*REQUIREMENT*:
Your answer should be one number: how many lines of the records hold the string "TikTok".

· · · ·

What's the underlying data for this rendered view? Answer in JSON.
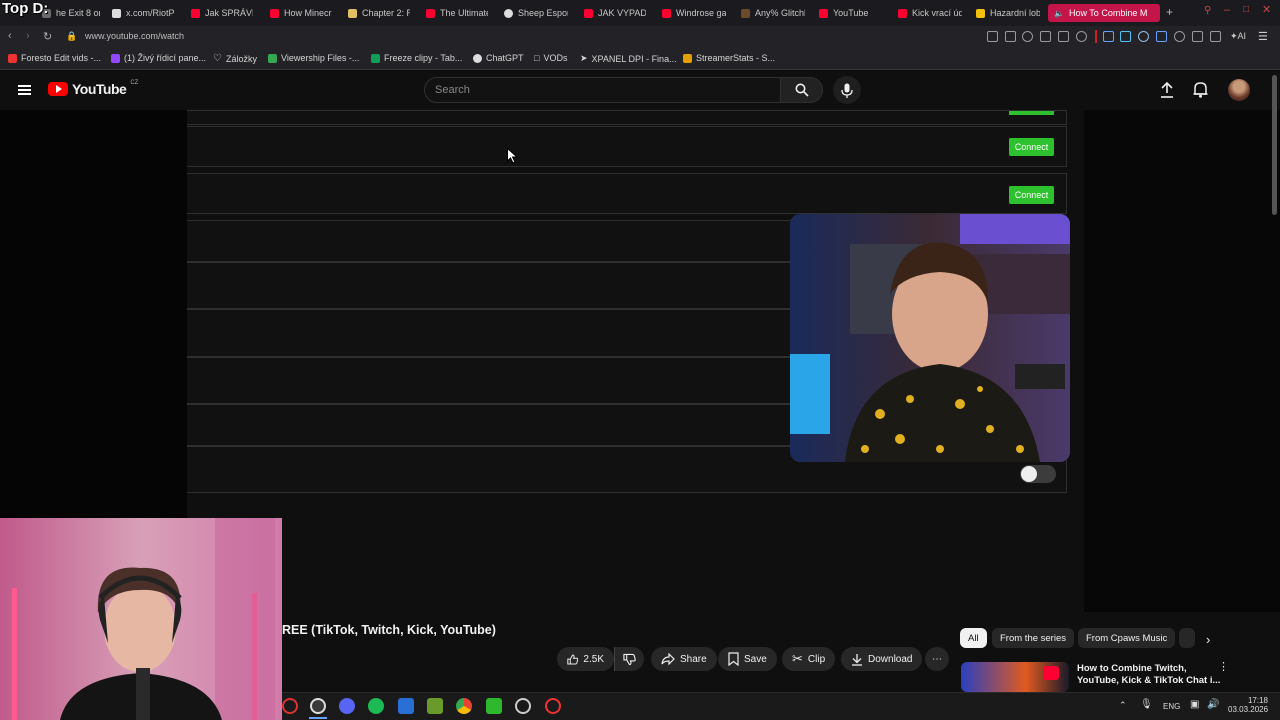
{
  "overlay_label": "Top D:",
  "browser": {
    "tabs": [
      {
        "label": "he Exit 8 on",
        "color": "#6b6b6b"
      },
      {
        "label": "x.com/RiotPl",
        "color": "#dddddd"
      },
      {
        "label": "Jak SPRÁVNĚ",
        "color": "#ff0033"
      },
      {
        "label": "How Minecra",
        "color": "#ff0033"
      },
      {
        "label": "Chapter 2: R",
        "color": "#e0c060"
      },
      {
        "label": "The Ultimate",
        "color": "#ff0033"
      },
      {
        "label": "Sheep Espor",
        "color": "#dddddd"
      },
      {
        "label": "JAK VYPADÁ",
        "color": "#ff0033"
      },
      {
        "label": "Windrose ga",
        "color": "#ff0033"
      },
      {
        "label": "Any% Glitchl",
        "color": "#6b4a2a"
      },
      {
        "label": "YouTube",
        "color": "#ff0033"
      },
      {
        "label": "Kick vrací úd",
        "color": "#ff0033"
      },
      {
        "label": "Hazardní lob",
        "color": "#f4c20d"
      },
      {
        "label": "How To Combine M",
        "color": "#ffffff"
      }
    ],
    "url": "www.youtube.com/watch",
    "bookmarks": [
      {
        "label": "Foresto Edit vids -...",
        "color": "#e33"
      },
      {
        "label": "(1) Živý řídicí pane...",
        "color": "#9146ff"
      },
      {
        "label": "Záložky",
        "color": "#cccccc"
      },
      {
        "label": "Viewership Files -...",
        "color": "#34a853"
      },
      {
        "label": "Freeze clipy - Tab...",
        "color": "#0f9d58"
      },
      {
        "label": "ChatGPT",
        "color": "#dddddd"
      },
      {
        "label": "VODs",
        "color": "#bbbbbb"
      },
      {
        "label": "XPANEL DPI - Fina...",
        "color": "#dddddd"
      },
      {
        "label": "StreamerStats - S...",
        "color": "#e0a000"
      }
    ]
  },
  "youtube": {
    "logo_text": "YouTube",
    "country_code": "CZ",
    "search_placeholder": "Search"
  },
  "video": {
    "connect_label": "Connect",
    "title": "REE (TikTok, Twitch, Kick, YouTube)"
  },
  "actions": {
    "likes": "2.5K",
    "share": "Share",
    "save": "Save",
    "clip": "Clip",
    "download": "Download"
  },
  "chips": [
    "All",
    "From the series",
    "From Cpaws Music"
  ],
  "related": {
    "title_line1": "How to Combine Twitch,",
    "title_line2": "YouTube, Kick & TikTok Chat i..."
  },
  "taskbar": {
    "lang": "ENG",
    "time": "17:18",
    "date": "03.03.2026"
  }
}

· · · ·

*COMPLETE OUTPUT*:
2